Salah satu pertanyaan terbesar era pemerintahan dewasa ini adalah
bagaimana karakter bangsa yang menjadi jargon Joko Widodo mampu
bertumbuh di tengah ciri terbesar peradaban pasar bebas dewasa ini,
yakni kebebasan konsumen memilih produk. Bebas memilih buah impor atau
lokal. Bebas menonton film di bioskop. Warga hanya jadi warga konsumen
bukan warga negara?
Bagi saya, yang termulia dalam membaca
peradaban dewasa ini, justru perlombaan bangsa-bangsa beradab untuk
melahirkan strategi produktivitas lokal dalam penghormatan pasar bebas.
Pada kerja ini, maka warga tidak lagi sekadar diperlakukan sebagai warga
konsumen, namun warga negara. Pada kemuliaan kata warga negara, maka
pemerintah hingga sektor swasta yang mengelola ruang tumbuh warga
negara, senantiasa ikut bertanggung jawab atas kualitas tumbuhnya
masyarakat sipil yang semakin kritis dan punya rasa krisis, yakni
semakin produktif, berpengetahuan, berketerampilan, berselera, serta
semakin beretika berbasis profesionalisme.

> BAHAN YANG DISEDIAKAN:
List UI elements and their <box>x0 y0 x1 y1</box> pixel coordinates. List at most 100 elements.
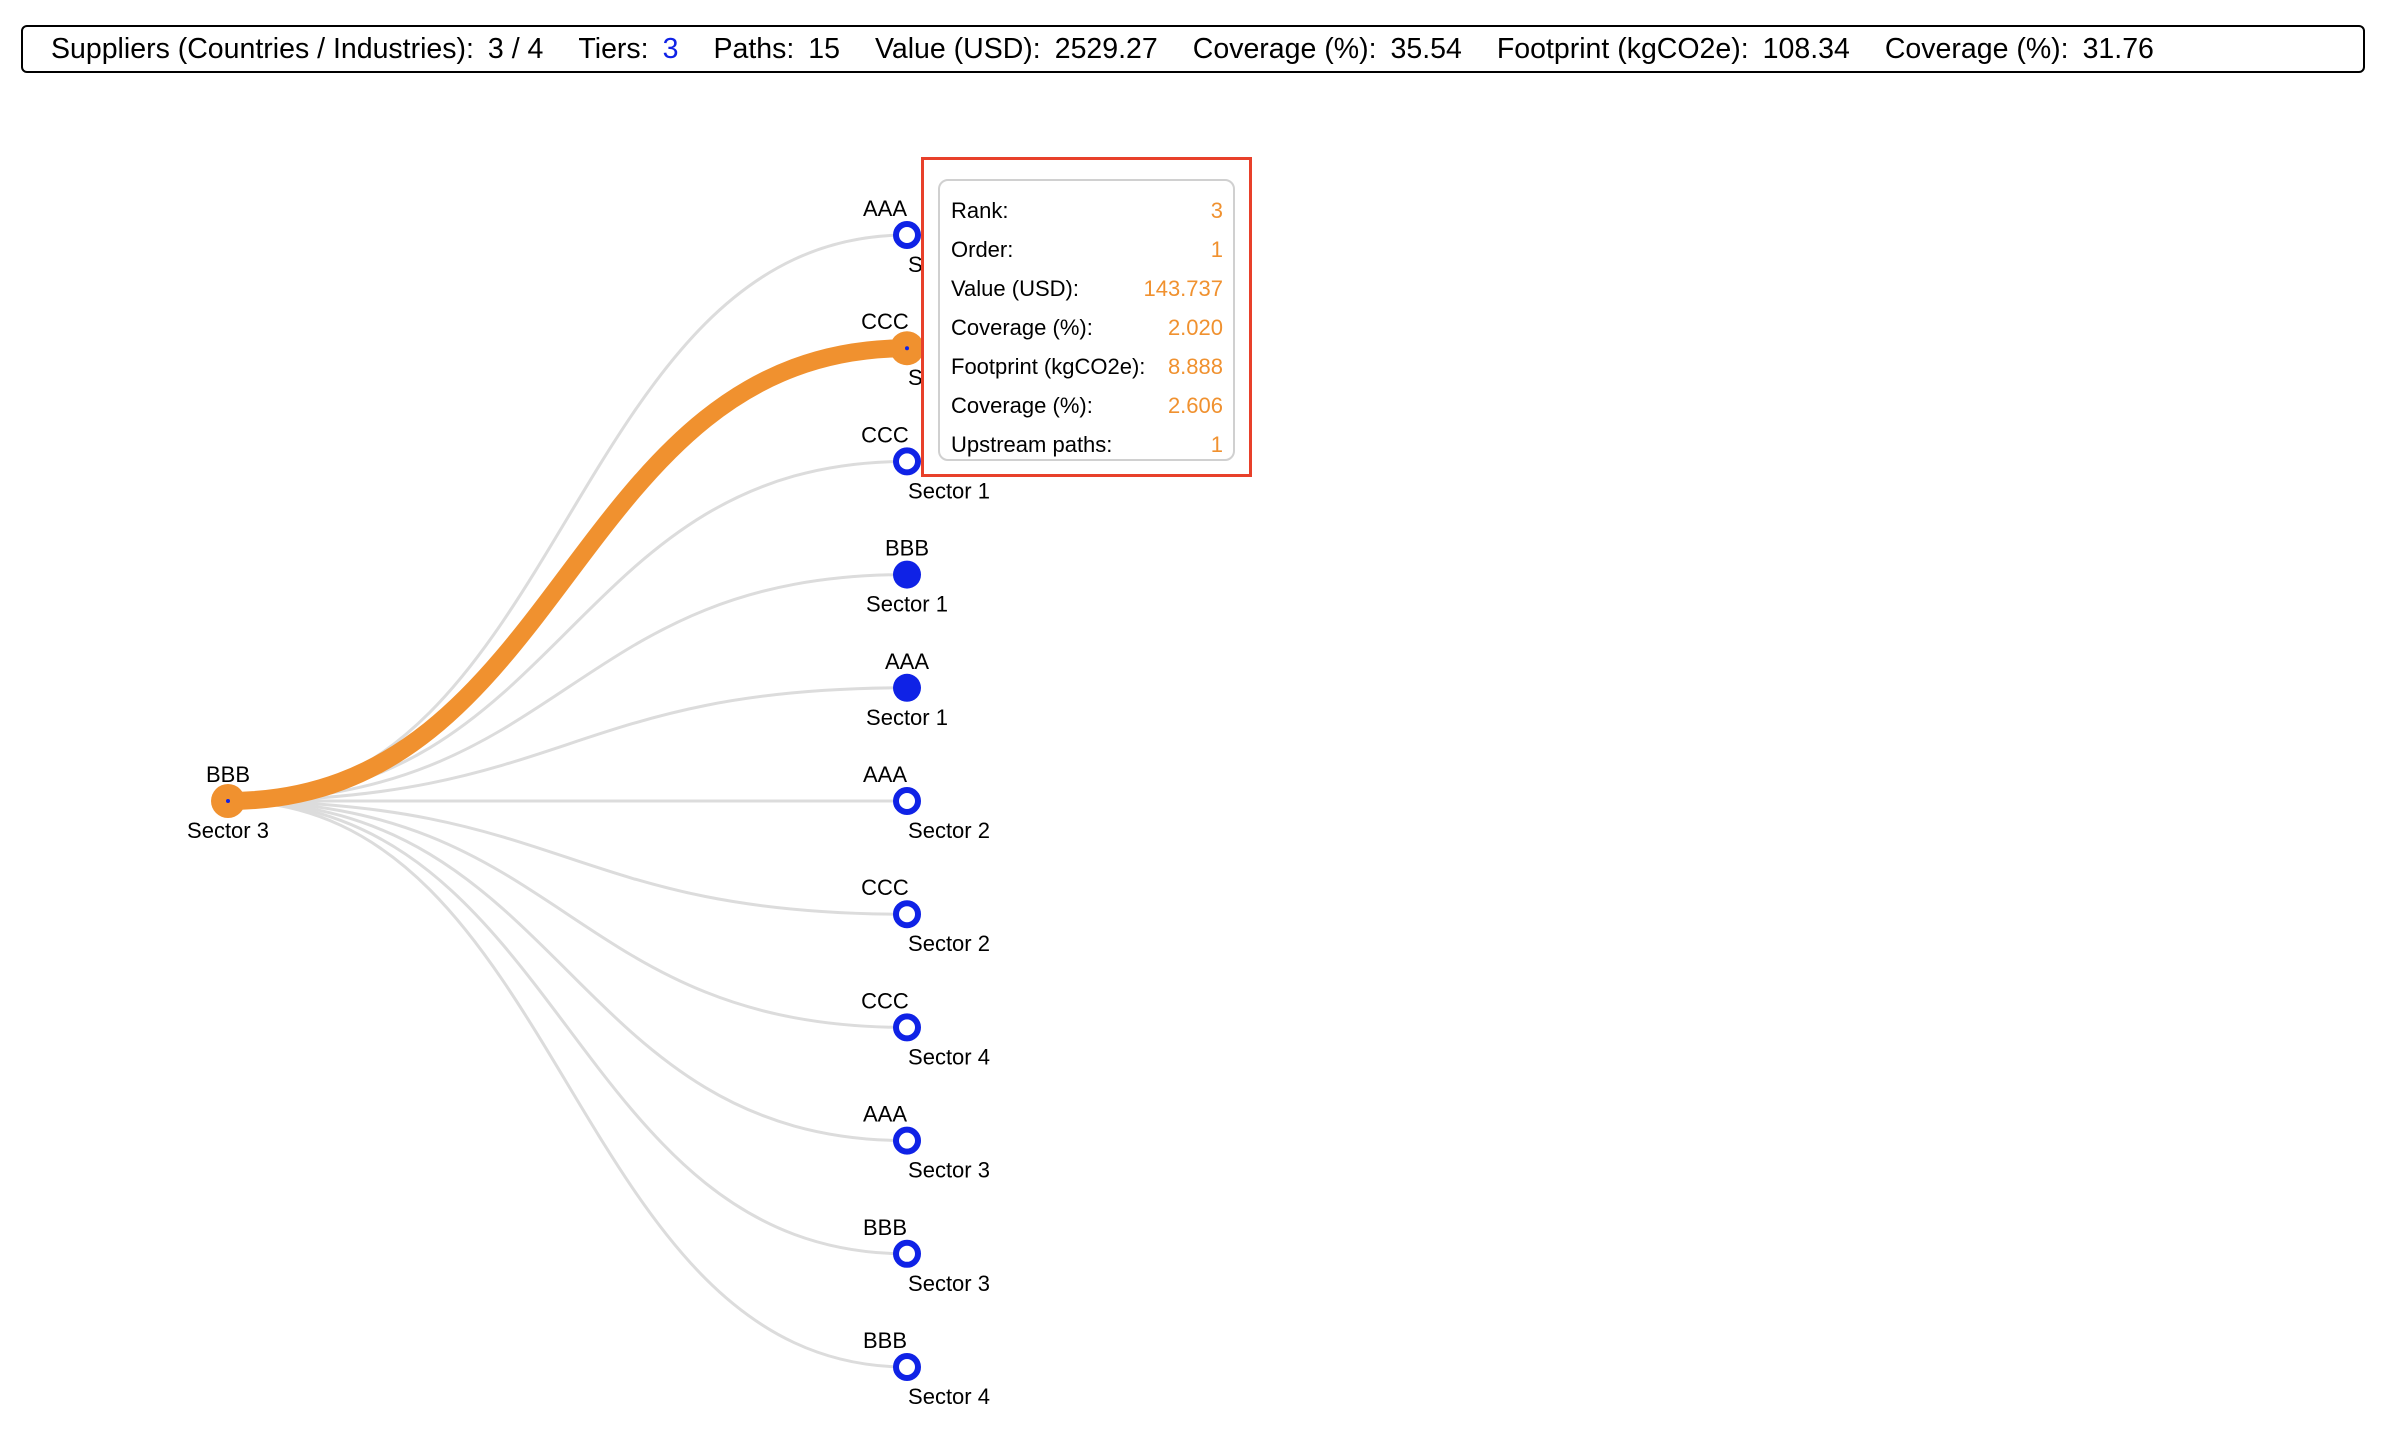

> PETUNJUK TUGAS: Cetak bagian teks bacaan dari "Salah satu pertanyaan" sampai dengan "bukan warga negara?" tanpa mengubah apa pun. Daftar di atas diambil dari sumber lain.

> JAWABAN:
Salah satu pertanyaan terbesar era pemerintahan dewasa ini adalah
bagaimana karakter bangsa yang menjadi jargon Joko Widodo mampu
bertumbuh di tengah ciri terbesar peradaban pasar bebas dewasa ini,
yakni kebebasan konsumen memilih produk. Bebas memilih buah impor atau
lokal. Bebas menonton film di bioskop. Warga hanya jadi warga konsumen
bukan warga negara?